Task directions » Check each line of the listing for the string "NONE", then state how many lines have it. Only the number is wanted.

[Dataset items]
>> Start

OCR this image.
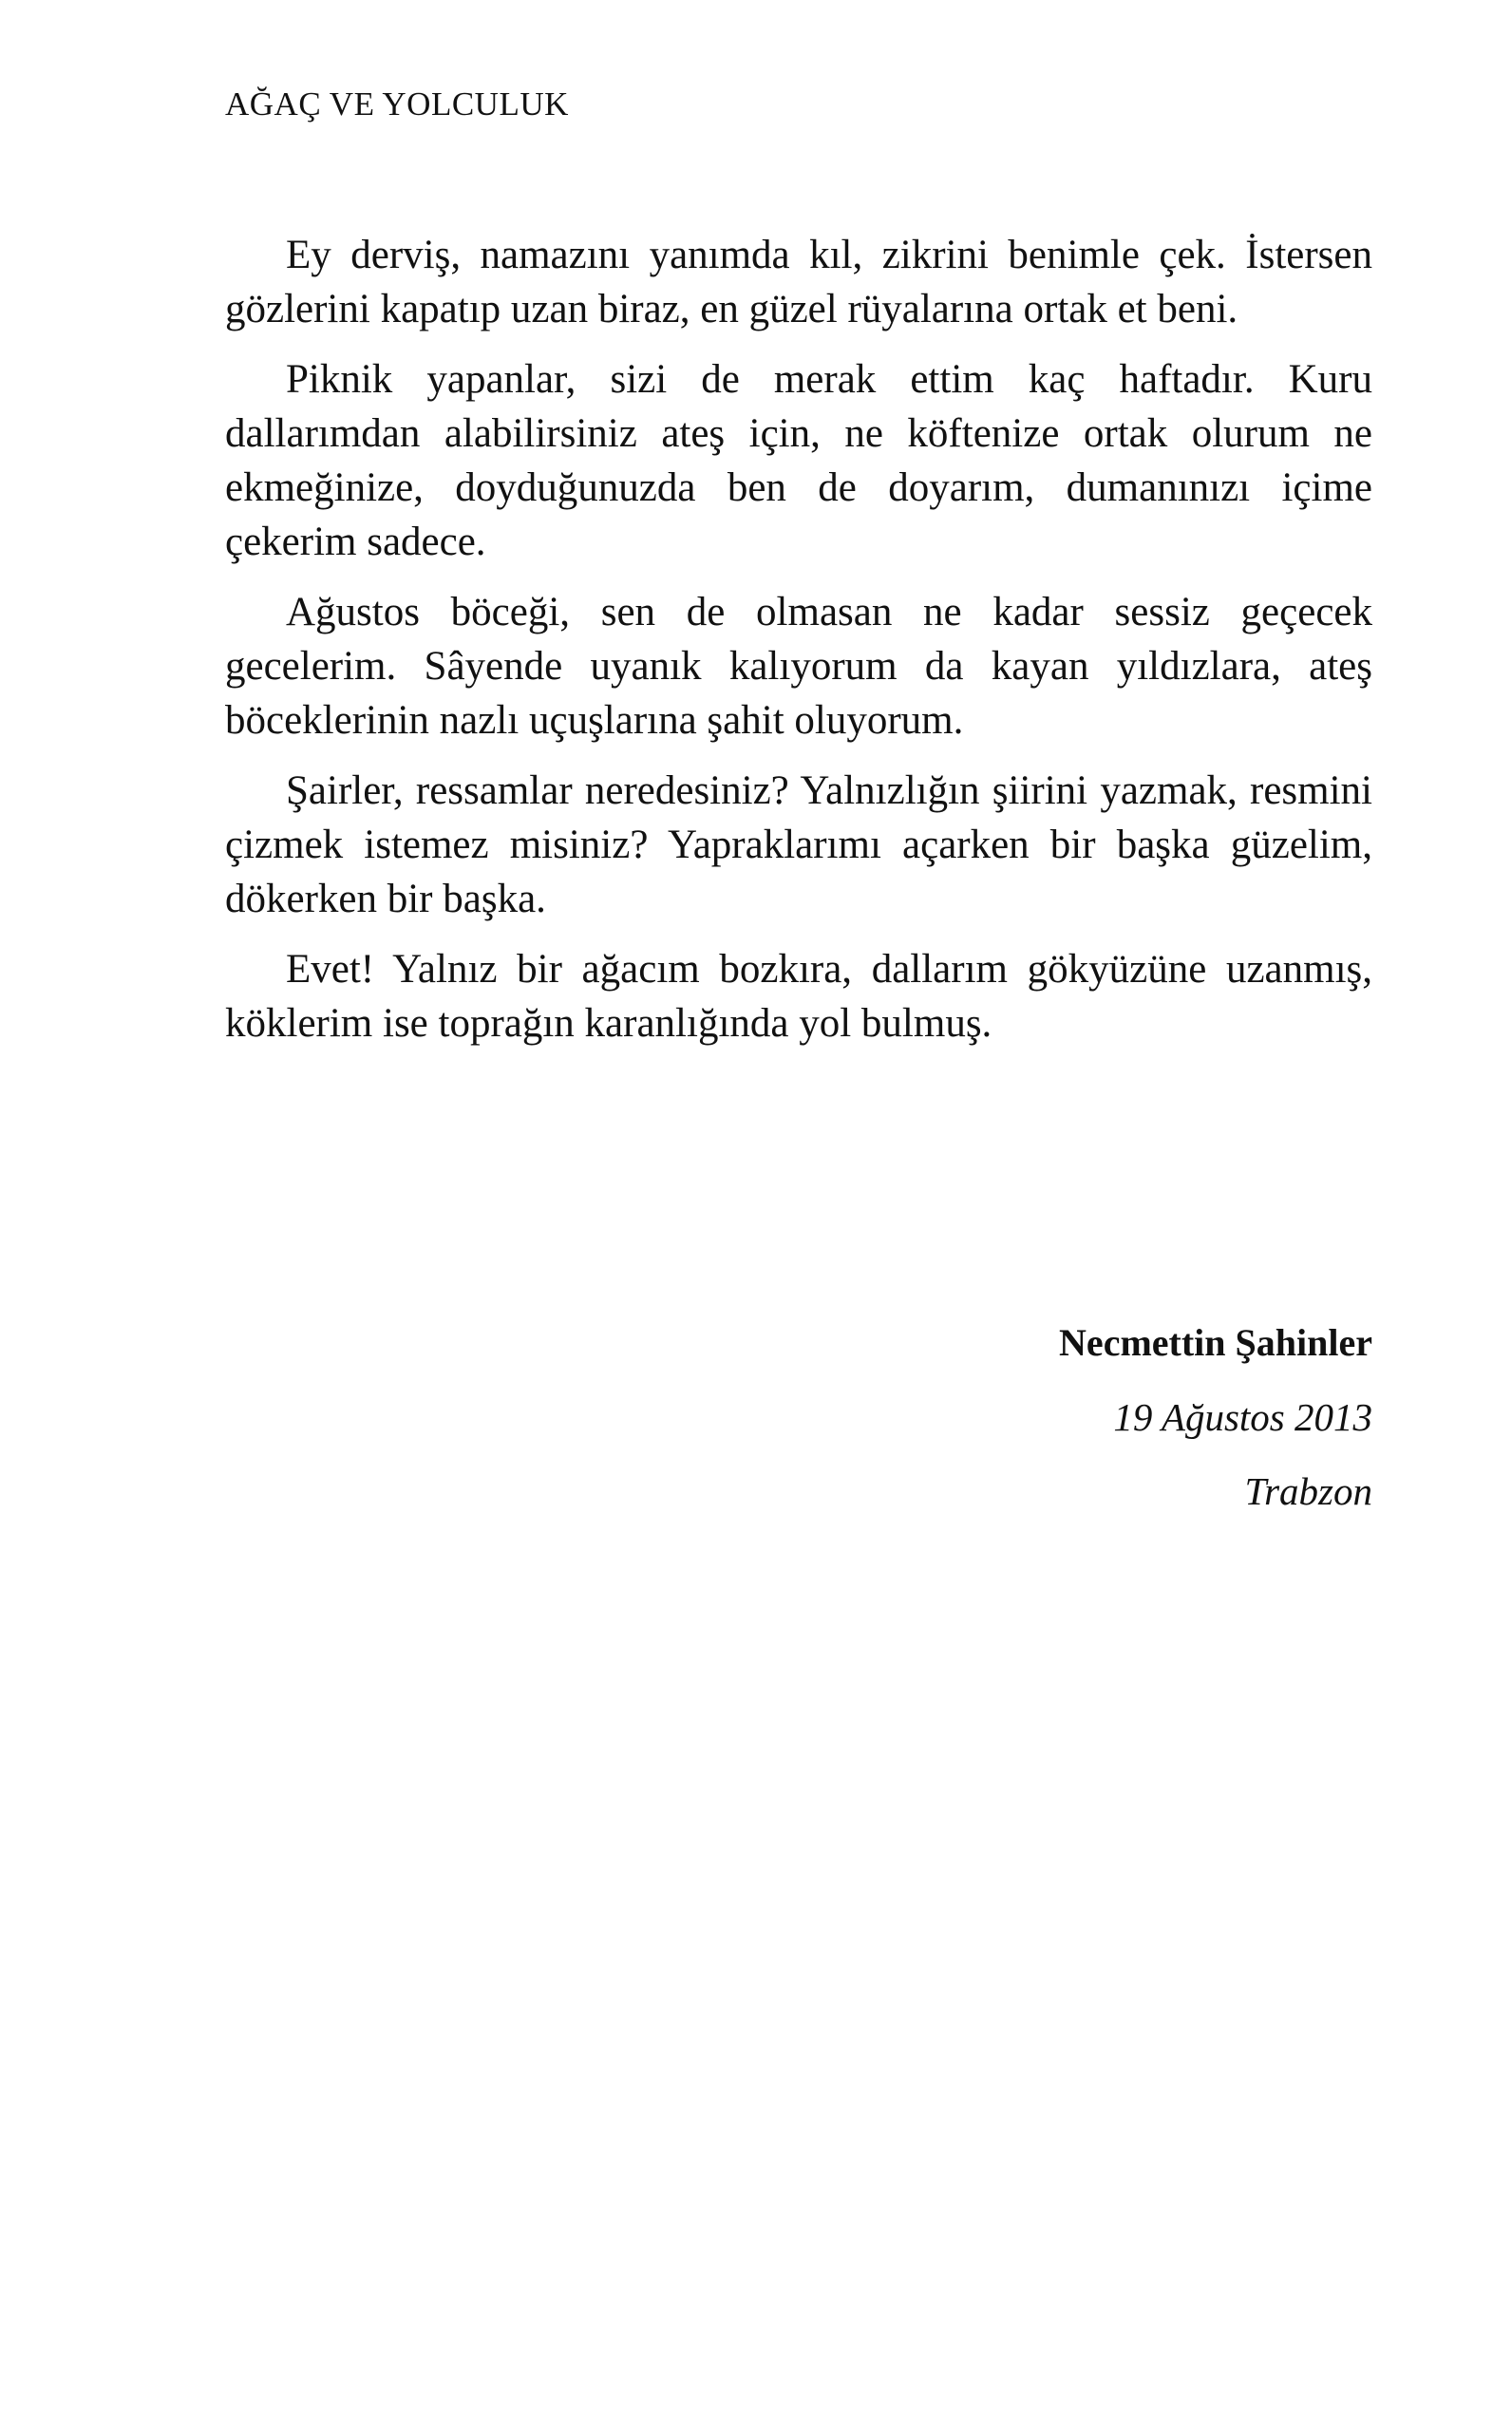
AĞAÇ VE YOLCULUK

Ey derviş, namazını yanımda kıl, zikrini benimle çek. İstersen gözlerini kapatıp uzan biraz, en güzel rüyalarına ortak et beni.

Piknik yapanlar, sizi de merak ettim kaç haftadır. Kuru dallarımdan alabilirsiniz ateş için, ne köftenize ortak olurum ne ekmeğinize, doyduğunuzda ben de doyarım, dumanınızı içime çekerim sadece.

Ağustos böceği, sen de olmasan ne kadar sessiz geçecek gecelerim. Sâyende uyanık kalıyorum da kayan yıldızlara, ateş böceklerinin nazlı uçuşlarına şahit oluyorum.

Şairler, ressamlar neredesiniz? Yalnızlığın şiirini yazmak, resmini çizmek istemez misiniz? Yapraklarımı açarken bir başka güzelim, dökerken bir başka.

Evet! Yalnız bir ağacım bozkıra, dallarım gökyüzüne uzanmış, köklerim ise toprağın karanlığında yol bulmuş.

Necmettin Şahinler

19 Ağustos 2013

Trabzon
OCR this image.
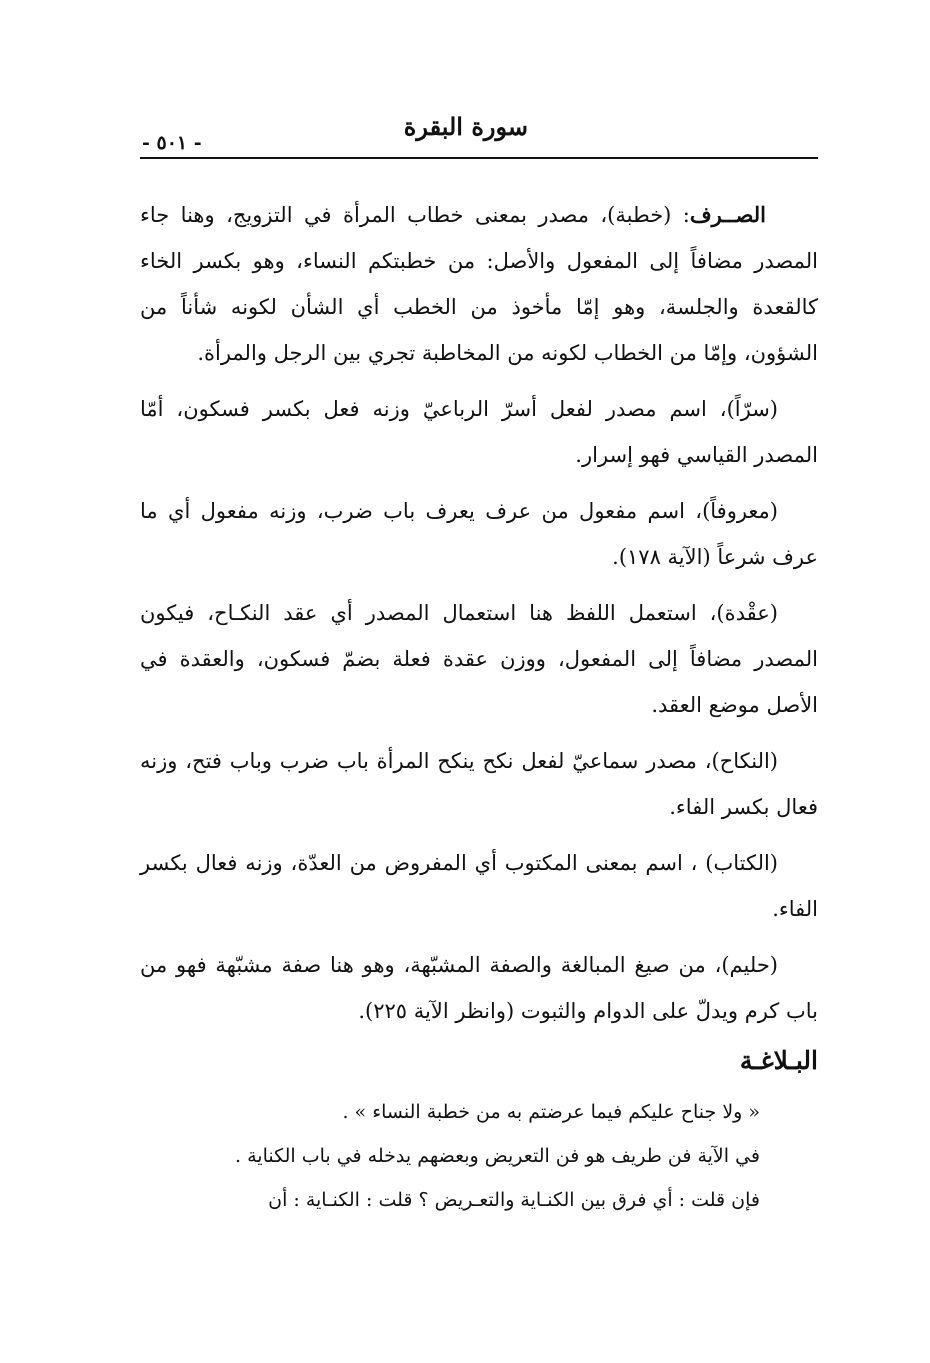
سورة البقرة
- ٥٠١ -

الصــرف: (خطبة)، مصدر بمعنى خطاب المرأة في التزويج، وهنا جاء المصدر مضافاً إلى المفعول والأصل: من خطبتكم النساء، وهو بكسر الخاء كالقعدة والجلسة، وهو إمّا مأخوذ من الخطب أي الشأن لكونه شأناً من الشؤون، وإمّا من الخطاب لكونه من المخاطبة تجري بين الرجل والمرأة.

(سرّاً)، اسم مصدر لفعل أسرّ الرباعيّ وزنه فعل بكسر فسكون، أمّا المصدر القياسي فهو إسرار.

(معروفاً)، اسم مفعول من عرف يعرف باب ضرب، وزنه مفعول أي ما عرف شرعاً (الآية ١٧٨).

(عقْدة)، استعمل اللفظ هنا استعمال المصدر أي عقد النكـاح، فيكون المصدر مضافاً إلى المفعول، ووزن عقدة فعلة بضمّ فسكون، والعقدة في الأصل موضع العقد.

(النكاح)، مصدر سماعيّ لفعل نكح ينكح المرأة باب ضرب وباب فتح، وزنه فعال بكسر الفاء.

(الكتاب) ، اسم بمعنى المكتوب أي المفروض من العدّة، وزنه فعال بكسر الفاء.

(حليم)، من صيغ المبالغة والصفة المشبّهة، وهو هنا صفة مشبّهة فهو من باب كرم ويدلّ على الدوام والثبوت (وانظر الآية ٢٢٥).

البـلاغـة
« ولا جناح عليكم فيما عرضتم به من خطبة النساء » .
في الآية فن طريف هو فن التعريض وبعضهم يدخله في باب الكناية .
فإن قلت : أي فرق بين الكنـاية والتعـريض ؟ قلت : الكنـاية : أن
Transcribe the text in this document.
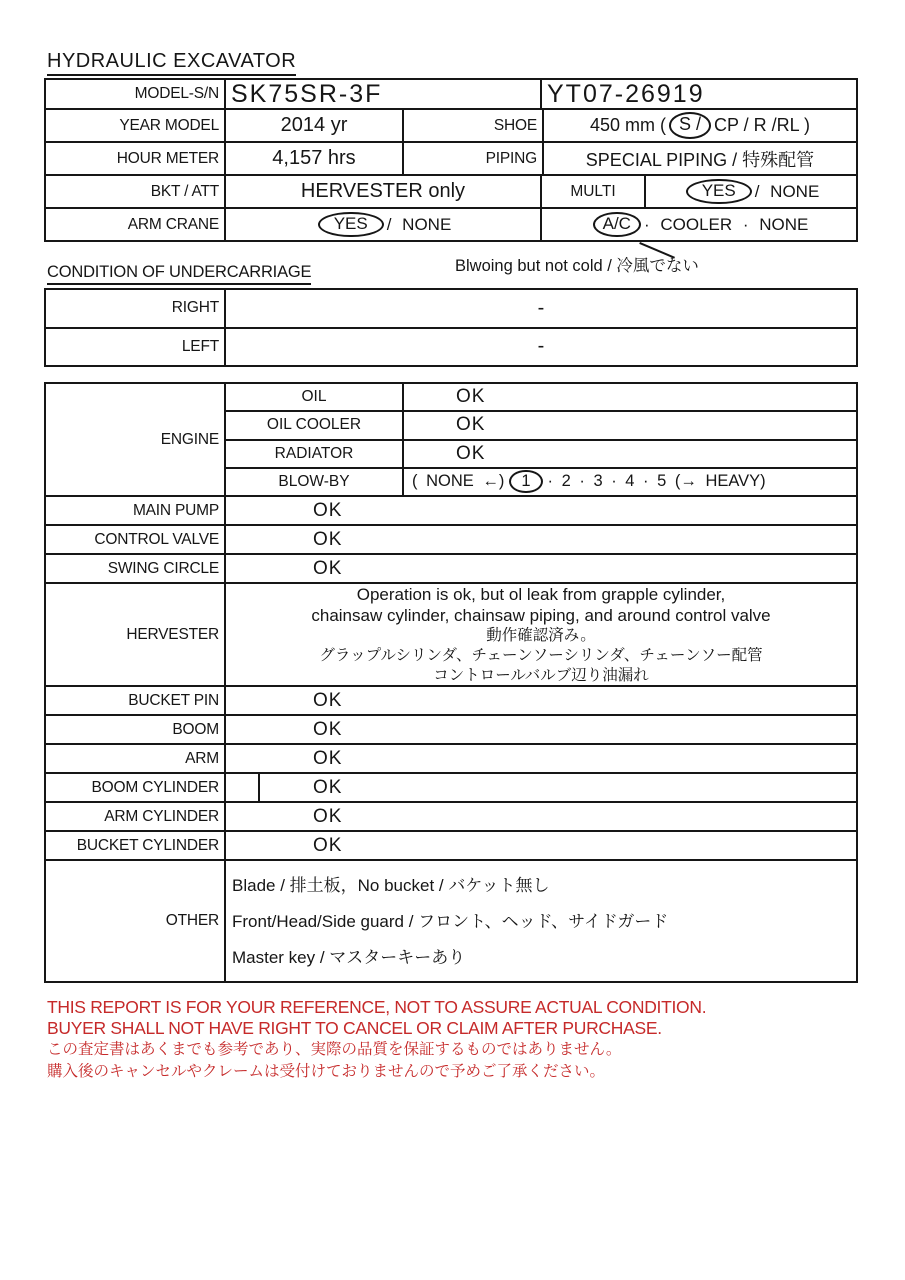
HYDRAULIC EXCAVATOR
MODEL-S/N SK75SR-3F	YT07-26919
YEAR MODEL	2014 yr	SHOE	450 mm ( S / CP / R /RL )
HOUR METER	4,157 hrs	PIPING	SPECIAL PIPING / 特殊配管
BKT / ATT	HERVESTER only	MULTI	YES	/ NONE
ARM CRANE	YES	/ NONE	A/C · COOLER · NONE
Blwoing but not cold / 冷風でない
CONDITION OF UNDERCARRIAGE
RIGHT	-
LEFT	-
ENGINE
OIL	OK
OIL COOLER	OK
RADIATOR	OK
BLOW-BY	( NONE ←)	1	· 2 · 3 · 4 · 5 (→ HEAVY)
MAIN PUMP	OK
CONTROL VALVE	OK
SWING CIRCLE	OK
HERVESTER
Operation is ok, but ol leak from grapple cylinder,
chainsaw cylinder, chainsaw piping, and around control valve
動作確認済み。
グラップルシリンダ、チェーンソーシリンダ、チェーンソー配管
コントロールバルブ辺り油漏れ
BUCKET PIN	OK
BOOM	OK
ARM	OK
BOOM CYLINDER	OK
ARM CYLINDER	OK
BUCKET CYLINDER	OK
OTHER
Blade / 排土板，No bucket / バケット無し
Front/Head/Side guard / フロント、ヘッド、サイドガード
Master key / マスターキーあり
THIS REPORT IS FOR YOUR REFERENCE, NOT TO ASSURE ACTUAL CONDITION.
BUYER SHALL NOT HAVE RIGHT TO CANCEL OR CLAIM AFTER PURCHASE.
この査定書はあくまでも参考であり、実際の品質を保証するものではありません。
購入後のキャンセルやクレームは受付けておりませんので予めご了承ください。
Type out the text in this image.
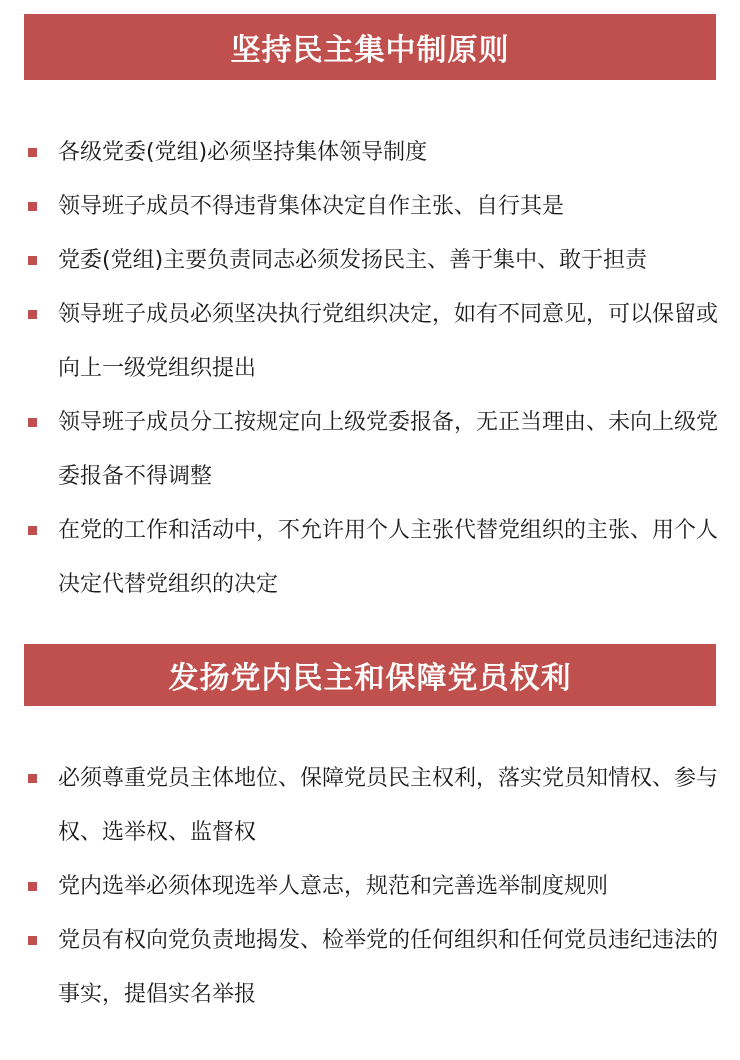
坚持民主集中制原则
各级党委(党组)必须坚持集体领导制度
领导班子成员不得违背集体决定自作主张、自行其是
党委(党组)主要负责同志必须发扬民主、善于集中、敢于担责
领导班子成员必须坚决执行党组织决定，如有不同意见，可以保留或向上一级党组织提出
领导班子成员分工按规定向上级党委报备，无正当理由、未向上级党委报备不得调整
在党的工作和活动中，不允许用个人主张代替党组织的主张、用个人决定代替党组织的决定
发扬党内民主和保障党员权利
必须尊重党员主体地位、保障党员民主权利，落实党员知情权、参与权、选举权、监督权
党内选举必须体现选举人意志，规范和完善选举制度规则
党员有权向党负责地揭发、检举党的任何组织和任何党员违纪违法的事实，提倡实名举报
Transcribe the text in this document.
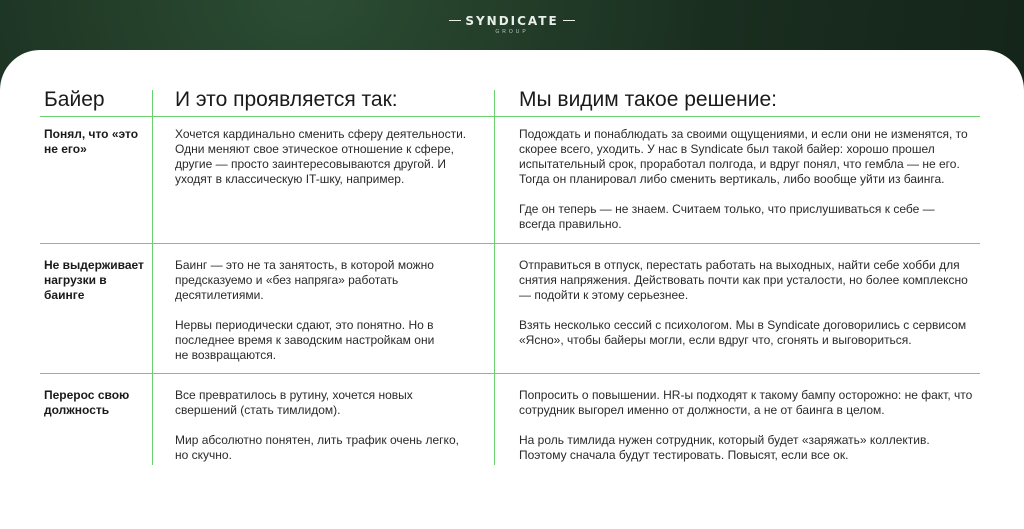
SYNDICATE
GROUP
Байер	И это проявляется так:	Мы видим такое решение:
Понял, что «это не его»

Хочется кардинально сменить сферу деятельности. Одни меняют свое этическое отношение к сфере, другие — просто заинтересовываются другой. И уходят в классическую IT-шку, например.

Подождать и понаблюдать за своими ощущениями, и если они не изменятся, то скорее всего, уходить. У нас в Syndicate был такой байер: хорошо прошел испытательный срок, проработал полгода, и вдруг понял, что гембла — не его. Тогда он планировал либо сменить вертикаль, либо вообще уйти из баинга.

Где он теперь — не знаем. Считаем только, что прислушиваться к себе — всегда правильно.

Не выдерживает нагрузки в баинге

Баинг — это не та занятость, в которой можно предсказуемо и «без напряга» работать десятилетиями.

Нервы периодически сдают, это понятно. Но в последнее время к заводским настройкам они не возвращаются.

Отправиться в отпуск, перестать работать на выходных, найти себе хобби для снятия напряжения. Действовать почти как при усталости, но более комплексно — подойти к этому серьезнее.

Взять несколько сессий с психологом. Мы в Syndicate договорились с сервисом «Ясно», чтобы байеры могли, если вдруг что, сгонять и выговориться.

Перерос свою должность

Все превратилось в рутину, хочется новых свершений (стать тимлидом).

Мир абсолютно понятен, лить трафик очень легко, но скучно.

Попросить о повышении. HR-ы подходят к такому бампу осторожно: не факт, что сотрудник выгорел именно от должности, а не от баинга в целом.

На роль тимлида нужен сотрудник, который будет «заряжать» коллектив. Поэтому сначала будут тестировать. Повысят, если все ок.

>> End

Exercise result » 3